### What you will do
Take each line that has the word "Universidad" and return it.
↓
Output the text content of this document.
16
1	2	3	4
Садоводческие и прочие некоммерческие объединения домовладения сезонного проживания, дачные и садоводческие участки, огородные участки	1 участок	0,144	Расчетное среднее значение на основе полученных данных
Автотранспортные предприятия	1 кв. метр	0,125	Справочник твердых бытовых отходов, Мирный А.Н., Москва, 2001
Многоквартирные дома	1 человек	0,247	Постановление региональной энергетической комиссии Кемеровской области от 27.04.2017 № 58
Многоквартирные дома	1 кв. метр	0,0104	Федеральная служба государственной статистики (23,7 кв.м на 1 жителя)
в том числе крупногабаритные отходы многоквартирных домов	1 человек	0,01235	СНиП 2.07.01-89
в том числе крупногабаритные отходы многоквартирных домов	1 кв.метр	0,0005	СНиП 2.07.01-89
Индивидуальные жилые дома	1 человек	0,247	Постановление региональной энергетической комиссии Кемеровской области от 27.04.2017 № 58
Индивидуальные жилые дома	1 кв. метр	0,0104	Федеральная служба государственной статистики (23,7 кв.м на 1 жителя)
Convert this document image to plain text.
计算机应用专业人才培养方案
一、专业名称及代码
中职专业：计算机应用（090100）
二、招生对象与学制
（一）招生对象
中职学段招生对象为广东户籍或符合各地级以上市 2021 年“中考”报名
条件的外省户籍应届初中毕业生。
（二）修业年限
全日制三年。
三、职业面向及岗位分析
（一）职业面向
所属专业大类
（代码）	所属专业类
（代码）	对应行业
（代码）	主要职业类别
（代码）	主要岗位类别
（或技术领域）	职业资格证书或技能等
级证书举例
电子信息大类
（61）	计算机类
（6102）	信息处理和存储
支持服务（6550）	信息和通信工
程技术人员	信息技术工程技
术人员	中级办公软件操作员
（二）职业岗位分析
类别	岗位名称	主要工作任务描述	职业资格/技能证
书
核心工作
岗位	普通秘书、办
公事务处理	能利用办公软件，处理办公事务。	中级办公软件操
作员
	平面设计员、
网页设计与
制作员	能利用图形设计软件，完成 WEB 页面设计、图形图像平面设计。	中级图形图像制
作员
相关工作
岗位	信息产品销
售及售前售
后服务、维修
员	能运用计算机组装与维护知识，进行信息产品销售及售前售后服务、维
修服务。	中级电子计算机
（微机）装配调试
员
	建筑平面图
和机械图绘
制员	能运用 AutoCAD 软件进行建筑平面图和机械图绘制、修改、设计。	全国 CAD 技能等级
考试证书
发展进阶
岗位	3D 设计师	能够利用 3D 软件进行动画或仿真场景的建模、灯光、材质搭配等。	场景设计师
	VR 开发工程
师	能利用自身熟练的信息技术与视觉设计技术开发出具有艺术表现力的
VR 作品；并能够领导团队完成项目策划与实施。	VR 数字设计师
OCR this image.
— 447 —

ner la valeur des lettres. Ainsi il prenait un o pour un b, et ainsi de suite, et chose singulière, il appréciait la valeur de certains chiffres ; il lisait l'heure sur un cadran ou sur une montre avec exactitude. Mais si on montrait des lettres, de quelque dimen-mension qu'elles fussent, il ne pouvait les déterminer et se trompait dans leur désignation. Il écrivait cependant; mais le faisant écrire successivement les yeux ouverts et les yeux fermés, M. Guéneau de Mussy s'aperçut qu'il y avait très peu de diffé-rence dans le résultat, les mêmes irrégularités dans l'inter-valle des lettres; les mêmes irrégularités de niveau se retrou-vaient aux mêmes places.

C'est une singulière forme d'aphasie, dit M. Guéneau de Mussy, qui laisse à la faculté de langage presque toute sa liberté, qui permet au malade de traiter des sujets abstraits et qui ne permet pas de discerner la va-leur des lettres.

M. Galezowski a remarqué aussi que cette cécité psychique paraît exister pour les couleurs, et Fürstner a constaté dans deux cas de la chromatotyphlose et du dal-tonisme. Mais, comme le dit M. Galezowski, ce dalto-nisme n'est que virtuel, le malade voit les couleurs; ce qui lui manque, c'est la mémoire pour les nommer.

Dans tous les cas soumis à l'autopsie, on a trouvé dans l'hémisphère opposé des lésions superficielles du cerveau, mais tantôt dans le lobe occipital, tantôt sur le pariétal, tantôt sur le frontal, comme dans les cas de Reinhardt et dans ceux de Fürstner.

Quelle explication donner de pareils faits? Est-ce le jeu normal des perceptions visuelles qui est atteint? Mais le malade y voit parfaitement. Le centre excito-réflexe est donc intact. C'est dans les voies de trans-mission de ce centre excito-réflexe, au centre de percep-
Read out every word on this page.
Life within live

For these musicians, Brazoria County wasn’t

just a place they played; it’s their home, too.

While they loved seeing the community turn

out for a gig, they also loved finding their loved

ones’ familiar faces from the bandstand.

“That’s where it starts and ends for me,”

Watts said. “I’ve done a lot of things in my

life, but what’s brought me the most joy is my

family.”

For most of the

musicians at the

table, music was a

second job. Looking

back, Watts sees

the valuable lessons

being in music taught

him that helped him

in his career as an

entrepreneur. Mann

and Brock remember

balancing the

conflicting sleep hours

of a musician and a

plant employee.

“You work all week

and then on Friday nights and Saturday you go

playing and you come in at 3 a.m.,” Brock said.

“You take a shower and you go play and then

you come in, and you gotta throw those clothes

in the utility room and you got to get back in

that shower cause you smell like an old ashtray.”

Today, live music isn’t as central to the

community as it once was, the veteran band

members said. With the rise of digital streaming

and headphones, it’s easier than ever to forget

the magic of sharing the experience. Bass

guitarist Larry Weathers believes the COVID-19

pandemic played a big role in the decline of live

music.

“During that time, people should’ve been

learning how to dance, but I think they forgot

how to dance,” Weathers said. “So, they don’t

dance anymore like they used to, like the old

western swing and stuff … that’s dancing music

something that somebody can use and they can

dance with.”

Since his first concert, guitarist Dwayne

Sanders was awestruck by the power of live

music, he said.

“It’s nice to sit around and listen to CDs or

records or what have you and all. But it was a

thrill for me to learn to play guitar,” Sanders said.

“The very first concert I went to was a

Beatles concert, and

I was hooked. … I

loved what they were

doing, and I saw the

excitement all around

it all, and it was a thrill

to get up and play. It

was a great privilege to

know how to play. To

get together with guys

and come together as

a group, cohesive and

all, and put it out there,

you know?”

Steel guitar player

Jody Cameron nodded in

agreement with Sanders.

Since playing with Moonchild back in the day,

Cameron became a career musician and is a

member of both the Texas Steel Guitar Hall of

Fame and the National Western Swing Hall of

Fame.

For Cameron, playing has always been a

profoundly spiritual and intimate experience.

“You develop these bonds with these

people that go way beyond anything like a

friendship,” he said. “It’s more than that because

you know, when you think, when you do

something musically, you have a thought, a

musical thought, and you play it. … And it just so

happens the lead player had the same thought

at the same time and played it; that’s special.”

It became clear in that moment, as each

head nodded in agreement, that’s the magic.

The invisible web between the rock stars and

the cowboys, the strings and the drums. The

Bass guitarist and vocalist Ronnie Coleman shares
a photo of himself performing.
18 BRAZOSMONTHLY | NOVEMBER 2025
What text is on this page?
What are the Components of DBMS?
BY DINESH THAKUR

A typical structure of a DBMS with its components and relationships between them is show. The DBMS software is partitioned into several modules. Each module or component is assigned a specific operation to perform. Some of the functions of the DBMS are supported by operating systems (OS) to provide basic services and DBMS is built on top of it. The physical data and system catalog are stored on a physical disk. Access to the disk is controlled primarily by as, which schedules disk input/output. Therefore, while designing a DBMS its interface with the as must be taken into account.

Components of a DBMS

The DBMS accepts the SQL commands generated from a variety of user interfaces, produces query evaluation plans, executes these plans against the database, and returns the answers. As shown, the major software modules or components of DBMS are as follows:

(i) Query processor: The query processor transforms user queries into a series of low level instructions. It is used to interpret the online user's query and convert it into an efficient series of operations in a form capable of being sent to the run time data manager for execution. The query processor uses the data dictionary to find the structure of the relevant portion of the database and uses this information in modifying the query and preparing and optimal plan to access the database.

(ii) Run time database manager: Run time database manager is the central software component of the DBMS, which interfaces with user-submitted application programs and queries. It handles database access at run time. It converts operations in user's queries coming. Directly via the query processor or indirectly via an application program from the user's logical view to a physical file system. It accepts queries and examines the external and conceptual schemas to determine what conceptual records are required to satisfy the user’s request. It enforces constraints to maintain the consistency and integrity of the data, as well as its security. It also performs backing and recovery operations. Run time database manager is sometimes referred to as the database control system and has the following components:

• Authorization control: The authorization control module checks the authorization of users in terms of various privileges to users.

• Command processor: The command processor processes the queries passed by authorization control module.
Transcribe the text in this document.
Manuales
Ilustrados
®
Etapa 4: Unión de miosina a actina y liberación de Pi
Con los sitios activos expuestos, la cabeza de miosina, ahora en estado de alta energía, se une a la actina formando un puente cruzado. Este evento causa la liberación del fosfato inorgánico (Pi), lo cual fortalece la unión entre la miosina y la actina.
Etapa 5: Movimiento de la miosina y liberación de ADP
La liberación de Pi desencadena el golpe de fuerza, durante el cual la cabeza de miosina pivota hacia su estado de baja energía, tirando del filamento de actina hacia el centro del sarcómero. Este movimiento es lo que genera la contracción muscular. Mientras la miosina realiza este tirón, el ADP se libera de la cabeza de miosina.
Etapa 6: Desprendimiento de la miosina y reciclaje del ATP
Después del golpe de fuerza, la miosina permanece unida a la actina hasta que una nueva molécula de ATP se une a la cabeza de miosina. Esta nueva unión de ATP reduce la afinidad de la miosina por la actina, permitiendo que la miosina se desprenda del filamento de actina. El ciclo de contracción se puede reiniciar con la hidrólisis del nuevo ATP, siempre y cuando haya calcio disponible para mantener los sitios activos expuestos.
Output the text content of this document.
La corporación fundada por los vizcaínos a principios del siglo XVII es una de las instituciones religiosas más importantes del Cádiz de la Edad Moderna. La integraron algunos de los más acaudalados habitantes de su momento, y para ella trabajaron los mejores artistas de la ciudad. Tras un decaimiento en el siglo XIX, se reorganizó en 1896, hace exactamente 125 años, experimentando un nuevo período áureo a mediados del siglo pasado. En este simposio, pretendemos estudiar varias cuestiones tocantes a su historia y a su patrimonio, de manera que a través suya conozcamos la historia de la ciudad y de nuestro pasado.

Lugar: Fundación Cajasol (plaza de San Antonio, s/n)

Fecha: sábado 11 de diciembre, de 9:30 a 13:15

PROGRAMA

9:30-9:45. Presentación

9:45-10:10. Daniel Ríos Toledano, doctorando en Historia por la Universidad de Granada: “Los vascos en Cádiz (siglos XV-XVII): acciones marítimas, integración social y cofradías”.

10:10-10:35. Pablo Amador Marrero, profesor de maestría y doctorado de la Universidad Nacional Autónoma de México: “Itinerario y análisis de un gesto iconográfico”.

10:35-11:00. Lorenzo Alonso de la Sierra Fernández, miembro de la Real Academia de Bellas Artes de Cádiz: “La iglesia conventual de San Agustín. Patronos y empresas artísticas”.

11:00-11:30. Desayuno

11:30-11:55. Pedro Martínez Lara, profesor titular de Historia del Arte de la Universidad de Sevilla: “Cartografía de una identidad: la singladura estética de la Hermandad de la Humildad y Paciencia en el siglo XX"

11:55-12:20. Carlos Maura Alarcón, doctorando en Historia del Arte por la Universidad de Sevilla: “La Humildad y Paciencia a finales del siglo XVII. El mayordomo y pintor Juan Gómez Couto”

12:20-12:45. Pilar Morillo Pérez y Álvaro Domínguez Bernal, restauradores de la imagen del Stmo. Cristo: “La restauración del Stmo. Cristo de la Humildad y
↑
### Written response
9:45-10:10. Daniel Ríos Toledano, doctorando en Historia por la Universidad de Granada: “Los vascos en Cádiz (siglos XV-XVII): acciones marítimas, integración social y cofradías”.
10:10-10:35. Pablo Amador Marrero, profesor de maestría y doctorado de la Universidad Nacional Autónoma de México: “Itinerario y análisis de un gesto iconográfico”.
11:30-11:55. Pedro Martínez Lara, profesor titular de Historia del Arte de la Universidad de Sevilla: “Cartografía de una identidad: la singladura estética de la Hermandad de la Humildad y Paciencia en el siglo XX"
11:55-12:20. Carlos Maura Alarcón, doctorando en Historia del Arte por la Universidad de Sevilla: “La Humildad y Paciencia a finales del siglo XVII. El mayordomo y pintor Juan Gómez Couto”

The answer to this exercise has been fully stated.